━━━━━ Records shown

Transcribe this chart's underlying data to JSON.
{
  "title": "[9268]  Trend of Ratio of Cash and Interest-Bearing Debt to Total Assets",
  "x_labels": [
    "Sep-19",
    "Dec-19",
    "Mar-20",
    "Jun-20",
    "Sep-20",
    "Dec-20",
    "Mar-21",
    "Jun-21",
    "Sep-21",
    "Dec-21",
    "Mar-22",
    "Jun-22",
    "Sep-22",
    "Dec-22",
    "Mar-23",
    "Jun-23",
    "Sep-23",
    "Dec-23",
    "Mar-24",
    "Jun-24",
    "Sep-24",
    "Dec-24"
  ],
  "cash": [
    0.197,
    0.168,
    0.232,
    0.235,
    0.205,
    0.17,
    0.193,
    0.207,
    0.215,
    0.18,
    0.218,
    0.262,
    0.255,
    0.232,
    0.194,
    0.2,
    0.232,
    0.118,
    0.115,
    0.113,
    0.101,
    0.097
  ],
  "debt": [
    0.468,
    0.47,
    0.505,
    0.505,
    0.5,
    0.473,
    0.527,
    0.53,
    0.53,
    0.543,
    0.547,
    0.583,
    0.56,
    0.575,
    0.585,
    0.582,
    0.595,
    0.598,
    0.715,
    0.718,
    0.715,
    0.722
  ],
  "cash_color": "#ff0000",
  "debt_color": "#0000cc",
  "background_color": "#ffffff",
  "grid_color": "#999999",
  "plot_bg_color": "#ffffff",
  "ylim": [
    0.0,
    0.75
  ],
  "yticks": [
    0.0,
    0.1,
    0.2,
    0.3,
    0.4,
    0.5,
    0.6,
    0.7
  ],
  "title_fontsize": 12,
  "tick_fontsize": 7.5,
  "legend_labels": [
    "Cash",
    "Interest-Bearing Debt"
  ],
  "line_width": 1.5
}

━━━━━━━━━━

**Task**
The entries above must be returned exactly.

**Expected output**
Transcribe this chart's underlying data to JSON.
{
  "title": "[9268]  Trend of Ratio of Cash and Interest-Bearing Debt to Total Assets",
  "x_labels": [
    "Sep-19",
    "Dec-19",
    "Mar-20",
    "Jun-20",
    "Sep-20",
    "Dec-20",
    "Mar-21",
    "Jun-21",
    "Sep-21",
    "Dec-21",
    "Mar-22",
    "Jun-22",
    "Sep-22",
    "Dec-22",
    "Mar-23",
    "Jun-23",
    "Sep-23",
    "Dec-23",
    "Mar-24",
    "Jun-24",
    "Sep-24",
    "Dec-24"
  ],
  "cash": [
    0.197,
    0.168,
    0.232,
    0.235,
    0.205,
    0.17,
    0.193,
    0.207,
    0.215,
    0.18,
    0.218,
    0.262,
    0.255,
    0.232,
    0.194,
    0.2,
    0.232,
    0.118,
    0.115,
    0.113,
    0.101,
    0.097
  ],
  "debt": [
    0.468,
    0.47,
    0.505,
    0.505,
    0.5,
    0.473,
    0.527,
    0.53,
    0.53,
    0.543,
    0.547,
    0.583,
    0.56,
    0.575,
    0.585,
    0.582,
    0.595,
    0.598,
    0.715,
    0.718,
    0.715,
    0.722
  ],
  "cash_color": "#ff0000",
  "debt_color": "#0000cc",
  "background_color": "#ffffff",
  "grid_color": "#999999",
  "plot_bg_color": "#ffffff",
  "ylim": [
    0.0,
    0.75
  ],
  "yticks": [
    0.0,
    0.1,
    0.2,
    0.3,
    0.4,
    0.5,
    0.6,
    0.7
  ],
  "title_fontsize": 12,
  "tick_fontsize": 7.5,
  "legend_labels": [
    "Cash",
    "Interest-Bearing Debt"
  ],
  "line_width": 1.5
}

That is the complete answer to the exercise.